- Exercise requirements:
Copy all records verbatim.

─── Provided material

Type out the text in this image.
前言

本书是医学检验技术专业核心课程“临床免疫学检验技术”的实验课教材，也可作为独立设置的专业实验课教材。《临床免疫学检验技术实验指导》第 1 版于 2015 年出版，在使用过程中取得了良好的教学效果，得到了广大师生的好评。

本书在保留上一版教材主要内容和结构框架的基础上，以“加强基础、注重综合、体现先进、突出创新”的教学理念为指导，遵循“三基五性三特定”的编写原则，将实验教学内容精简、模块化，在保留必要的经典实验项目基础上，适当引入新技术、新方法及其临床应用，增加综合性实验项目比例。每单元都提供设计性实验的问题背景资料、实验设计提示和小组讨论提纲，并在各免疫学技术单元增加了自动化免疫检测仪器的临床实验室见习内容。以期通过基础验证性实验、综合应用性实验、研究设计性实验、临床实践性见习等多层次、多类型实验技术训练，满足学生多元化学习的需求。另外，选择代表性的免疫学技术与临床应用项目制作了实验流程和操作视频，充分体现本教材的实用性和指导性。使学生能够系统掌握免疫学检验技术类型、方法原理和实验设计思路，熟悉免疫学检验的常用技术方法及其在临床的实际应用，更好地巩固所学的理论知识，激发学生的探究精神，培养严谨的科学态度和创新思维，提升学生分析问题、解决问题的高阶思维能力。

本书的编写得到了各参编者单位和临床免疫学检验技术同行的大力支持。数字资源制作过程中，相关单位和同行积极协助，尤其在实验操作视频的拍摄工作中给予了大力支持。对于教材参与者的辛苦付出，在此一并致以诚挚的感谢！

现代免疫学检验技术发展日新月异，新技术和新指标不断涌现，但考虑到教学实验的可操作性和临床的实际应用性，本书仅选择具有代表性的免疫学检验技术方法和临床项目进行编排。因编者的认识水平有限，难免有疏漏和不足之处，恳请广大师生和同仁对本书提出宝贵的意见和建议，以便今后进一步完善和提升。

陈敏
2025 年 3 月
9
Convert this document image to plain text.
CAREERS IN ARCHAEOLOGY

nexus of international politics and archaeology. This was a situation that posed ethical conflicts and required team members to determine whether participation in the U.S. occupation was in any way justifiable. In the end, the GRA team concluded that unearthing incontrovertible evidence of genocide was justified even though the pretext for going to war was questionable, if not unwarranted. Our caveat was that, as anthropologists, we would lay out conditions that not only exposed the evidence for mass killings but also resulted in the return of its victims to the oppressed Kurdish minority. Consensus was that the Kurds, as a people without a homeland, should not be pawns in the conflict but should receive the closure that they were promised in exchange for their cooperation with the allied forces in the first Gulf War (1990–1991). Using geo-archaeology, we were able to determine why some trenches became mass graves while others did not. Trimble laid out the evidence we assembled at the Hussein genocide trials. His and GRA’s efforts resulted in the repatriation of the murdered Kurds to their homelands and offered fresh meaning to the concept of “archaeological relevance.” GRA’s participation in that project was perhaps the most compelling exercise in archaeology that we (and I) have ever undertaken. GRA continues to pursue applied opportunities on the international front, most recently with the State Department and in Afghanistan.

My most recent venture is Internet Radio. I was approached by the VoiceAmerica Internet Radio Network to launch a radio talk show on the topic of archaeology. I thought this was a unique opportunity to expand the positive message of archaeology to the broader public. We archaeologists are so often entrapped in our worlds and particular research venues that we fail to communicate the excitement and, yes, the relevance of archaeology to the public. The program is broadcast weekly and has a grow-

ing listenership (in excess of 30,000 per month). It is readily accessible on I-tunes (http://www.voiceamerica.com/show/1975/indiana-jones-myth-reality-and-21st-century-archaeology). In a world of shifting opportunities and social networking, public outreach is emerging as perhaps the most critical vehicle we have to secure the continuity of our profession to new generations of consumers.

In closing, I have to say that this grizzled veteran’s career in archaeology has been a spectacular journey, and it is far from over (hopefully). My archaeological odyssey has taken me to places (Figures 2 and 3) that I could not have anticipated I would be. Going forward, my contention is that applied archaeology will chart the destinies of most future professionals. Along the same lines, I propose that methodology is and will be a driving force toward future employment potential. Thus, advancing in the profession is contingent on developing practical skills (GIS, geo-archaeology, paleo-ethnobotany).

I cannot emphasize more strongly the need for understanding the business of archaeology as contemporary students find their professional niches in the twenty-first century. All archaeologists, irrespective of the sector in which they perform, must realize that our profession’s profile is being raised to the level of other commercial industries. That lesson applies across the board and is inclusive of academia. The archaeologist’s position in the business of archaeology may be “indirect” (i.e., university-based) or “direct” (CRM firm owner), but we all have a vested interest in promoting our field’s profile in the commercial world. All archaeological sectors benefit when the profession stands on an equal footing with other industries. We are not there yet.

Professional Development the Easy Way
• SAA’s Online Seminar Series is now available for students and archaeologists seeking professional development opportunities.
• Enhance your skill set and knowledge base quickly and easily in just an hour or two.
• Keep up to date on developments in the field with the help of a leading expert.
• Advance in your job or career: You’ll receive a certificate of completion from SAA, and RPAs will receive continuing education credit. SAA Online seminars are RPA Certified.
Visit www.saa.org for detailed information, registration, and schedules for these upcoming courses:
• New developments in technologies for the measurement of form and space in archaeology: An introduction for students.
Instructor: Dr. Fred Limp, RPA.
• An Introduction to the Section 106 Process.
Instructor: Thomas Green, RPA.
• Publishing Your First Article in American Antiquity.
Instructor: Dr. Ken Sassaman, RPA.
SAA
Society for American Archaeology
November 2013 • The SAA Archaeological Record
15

──────

- The answer:
Type out the text in this image.
前言

本书是医学检验技术专业核心课程“临床免疫学检验技术”的实验课教材，也可作为独立设置的专业实验课教材。《临床免疫学检验技术实验指导》第 1 版于 2015 年出版，在使用过程中取得了良好的教学效果，得到了广大师生的好评。

本书在保留上一版教材主要内容和结构框架的基础上，以“加强基础、注重综合、体现先进、突出创新”的教学理念为指导，遵循“三基五性三特定”的编写原则，将实验教学内容精简、模块化，在保留必要的经典实验项目基础上，适当引入新技术、新方法及其临床应用，增加综合性实验项目比例。每单元都提供设计性实验的问题背景资料、实验设计提示和小组讨论提纲，并在各免疫学技术单元增加了自动化免疫检测仪器的临床实验室见习内容。以期通过基础验证性实验、综合应用性实验、研究设计性实验、临床实践性见习等多层次、多类型实验技术训练，满足学生多元化学习的需求。另外，选择代表性的免疫学技术与临床应用项目制作了实验流程和操作视频，充分体现本教材的实用性和指导性。使学生能够系统掌握免疫学检验技术类型、方法原理和实验设计思路，熟悉免疫学检验的常用技术方法及其在临床的实际应用，更好地巩固所学的理论知识，激发学生的探究精神，培养严谨的科学态度和创新思维，提升学生分析问题、解决问题的高阶思维能力。

本书的编写得到了各参编者单位和临床免疫学检验技术同行的大力支持。数字资源制作过程中，相关单位和同行积极协助，尤其在实验操作视频的拍摄工作中给予了大力支持。对于教材参与者的辛苦付出，在此一并致以诚挚的感谢！

现代免疫学检验技术发展日新月异，新技术和新指标不断涌现，但考虑到教学实验的可操作性和临床的实际应用性，本书仅选择具有代表性的免疫学检验技术方法和临床项目进行编排。因编者的认识水平有限，难免有疏漏和不足之处，恳请广大师生和同仁对本书提出宝贵的意见和建议，以便今后进一步完善和提升。

陈敏
2025 年 3 月
9
Convert this document image to plain text.
CAREERS IN ARCHAEOLOGY

nexus of international politics and archaeology. This was a situation that posed ethical conflicts and required team members to determine whether participation in the U.S. occupation was in any way justifiable. In the end, the GRA team concluded that unearthing incontrovertible evidence of genocide was justified even though the pretext for going to war was questionable, if not unwarranted. Our caveat was that, as anthropologists, we would lay out conditions that not only exposed the evidence for mass killings but also resulted in the return of its victims to the oppressed Kurdish minority. Consensus was that the Kurds, as a people without a homeland, should not be pawns in the conflict but should receive the closure that they were promised in exchange for their cooperation with the allied forces in the first Gulf War (1990–1991). Using geo-archaeology, we were able to determine why some trenches became mass graves while others did not. Trimble laid out the evidence we assembled at the Hussein genocide trials. His and GRA’s efforts resulted in the repatriation of the murdered Kurds to their homelands and offered fresh meaning to the concept of “archaeological relevance.” GRA’s participation in that project was perhaps the most compelling exercise in archaeology that we (and I) have ever undertaken. GRA continues to pursue applied opportunities on the international front, most recently with the State Department and in Afghanistan.

My most recent venture is Internet Radio. I was approached by the VoiceAmerica Internet Radio Network to launch a radio talk show on the topic of archaeology. I thought this was a unique opportunity to expand the positive message of archaeology to the broader public. We archaeologists are so often entrapped in our worlds and particular research venues that we fail to communicate the excitement and, yes, the relevance of archaeology to the public. The program is broadcast weekly and has a grow-

ing listenership (in excess of 30,000 per month). It is readily accessible on I-tunes (http://www.voiceamerica.com/show/1975/indiana-jones-myth-reality-and-21st-century-archaeology). In a world of shifting opportunities and social networking, public outreach is emerging as perhaps the most critical vehicle we have to secure the continuity of our profession to new generations of consumers.

In closing, I have to say that this grizzled veteran’s career in archaeology has been a spectacular journey, and it is far from over (hopefully). My archaeological odyssey has taken me to places (Figures 2 and 3) that I could not have anticipated I would be. Going forward, my contention is that applied archaeology will chart the destinies of most future professionals. Along the same lines, I propose that methodology is and will be a driving force toward future employment potential. Thus, advancing in the profession is contingent on developing practical skills (GIS, geo-archaeology, paleo-ethnobotany).

I cannot emphasize more strongly the need for understanding the business of archaeology as contemporary students find their professional niches in the twenty-first century. All archaeologists, irrespective of the sector in which they perform, must realize that our profession’s profile is being raised to the level of other commercial industries. That lesson applies across the board and is inclusive of academia. The archaeologist’s position in the business of archaeology may be “indirect” (i.e., university-based) or “direct” (CRM firm owner), but we all have a vested interest in promoting our field’s profile in the commercial world. All archaeological sectors benefit when the profession stands on an equal footing with other industries. We are not there yet.

Professional Development the Easy Way
• SAA’s Online Seminar Series is now available for students and archaeologists seeking professional development opportunities.
• Enhance your skill set and knowledge base quickly and easily in just an hour or two.
• Keep up to date on developments in the field with the help of a leading expert.
• Advance in your job or career: You’ll receive a certificate of completion from SAA, and RPAs will receive continuing education credit. SAA Online seminars are RPA Certified.
Visit www.saa.org for detailed information, registration, and schedules for these upcoming courses:
• New developments in technologies for the measurement of form and space in archaeology: An introduction for students.
Instructor: Dr. Fred Limp, RPA.
• An Introduction to the Section 106 Process.
Instructor: Thomas Green, RPA.
• Publishing Your First Article in American Antiquity.
Instructor: Dr. Ken Sassaman, RPA.
SAA
Society for American Archaeology
November 2013 • The SAA Archaeological Record
15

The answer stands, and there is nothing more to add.